Reproduce exactly the lines from the one containing "Convert this document image to plain text." through the last line of the data, both ends included.

Collected data
______
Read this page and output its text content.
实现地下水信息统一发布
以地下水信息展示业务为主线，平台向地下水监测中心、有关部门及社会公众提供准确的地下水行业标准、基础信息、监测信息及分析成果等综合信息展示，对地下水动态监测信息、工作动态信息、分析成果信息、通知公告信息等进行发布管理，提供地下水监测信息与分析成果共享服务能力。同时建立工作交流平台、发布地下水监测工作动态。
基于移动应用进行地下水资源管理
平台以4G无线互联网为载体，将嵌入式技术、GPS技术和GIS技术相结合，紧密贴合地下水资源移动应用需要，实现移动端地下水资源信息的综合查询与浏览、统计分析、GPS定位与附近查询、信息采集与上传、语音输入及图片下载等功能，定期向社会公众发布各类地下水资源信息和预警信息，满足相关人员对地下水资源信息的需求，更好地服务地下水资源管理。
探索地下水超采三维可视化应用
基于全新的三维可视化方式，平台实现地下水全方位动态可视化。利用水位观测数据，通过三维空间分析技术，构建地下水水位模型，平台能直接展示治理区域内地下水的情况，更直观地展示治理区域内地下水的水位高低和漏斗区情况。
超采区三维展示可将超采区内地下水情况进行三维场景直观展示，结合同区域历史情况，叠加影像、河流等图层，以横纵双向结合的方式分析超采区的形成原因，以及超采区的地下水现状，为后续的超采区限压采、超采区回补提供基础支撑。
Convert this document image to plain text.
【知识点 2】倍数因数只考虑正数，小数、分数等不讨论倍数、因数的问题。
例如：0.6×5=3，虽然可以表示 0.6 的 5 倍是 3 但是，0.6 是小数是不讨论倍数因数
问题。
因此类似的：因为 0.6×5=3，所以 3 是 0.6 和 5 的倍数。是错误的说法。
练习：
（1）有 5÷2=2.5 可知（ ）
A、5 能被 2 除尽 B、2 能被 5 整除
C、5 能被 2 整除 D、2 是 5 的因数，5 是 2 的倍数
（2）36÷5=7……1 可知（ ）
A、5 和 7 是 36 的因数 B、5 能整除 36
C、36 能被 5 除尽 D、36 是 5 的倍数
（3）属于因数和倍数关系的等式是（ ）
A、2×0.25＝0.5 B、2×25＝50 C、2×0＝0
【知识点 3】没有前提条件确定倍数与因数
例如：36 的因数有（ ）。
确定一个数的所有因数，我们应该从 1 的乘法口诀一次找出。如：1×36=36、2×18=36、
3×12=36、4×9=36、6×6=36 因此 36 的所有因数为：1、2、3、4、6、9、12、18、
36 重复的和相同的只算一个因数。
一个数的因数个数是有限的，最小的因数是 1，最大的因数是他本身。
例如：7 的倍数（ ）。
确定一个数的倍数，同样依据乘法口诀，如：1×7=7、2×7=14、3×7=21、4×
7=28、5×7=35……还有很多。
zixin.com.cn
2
______
[Output of the exercise]:
Convert this document image to plain text.
【知识点 2】倍数因数只考虑正数，小数、分数等不讨论倍数、因数的问题。
例如：0.6×5=3，虽然可以表示 0.6 的 5 倍是 3 但是，0.6 是小数是不讨论倍数因数
问题。
因此类似的：因为 0.6×5=3，所以 3 是 0.6 和 5 的倍数。是错误的说法。
练习：
（1）有 5÷2=2.5 可知（ ）
A、5 能被 2 除尽 B、2 能被 5 整除
C、5 能被 2 整除 D、2 是 5 的因数，5 是 2 的倍数
（2）36÷5=7……1 可知（ ）
A、5 和 7 是 36 的因数 B、5 能整除 36
C、36 能被 5 除尽 D、36 是 5 的倍数
（3）属于因数和倍数关系的等式是（ ）
A、2×0.25＝0.5 B、2×25＝50 C、2×0＝0
【知识点 3】没有前提条件确定倍数与因数
例如：36 的因数有（ ）。
确定一个数的所有因数，我们应该从 1 的乘法口诀一次找出。如：1×36=36、2×18=36、
3×12=36、4×9=36、6×6=36 因此 36 的所有因数为：1、2、3、4、6、9、12、18、
36 重复的和相同的只算一个因数。
一个数的因数个数是有限的，最小的因数是 1，最大的因数是他本身。
例如：7 的倍数（ ）。
确定一个数的倍数，同样依据乘法口诀，如：1×7=7、2×7=14、3×7=21、4×
7=28、5×7=35……还有很多。
zixin.com.cn
2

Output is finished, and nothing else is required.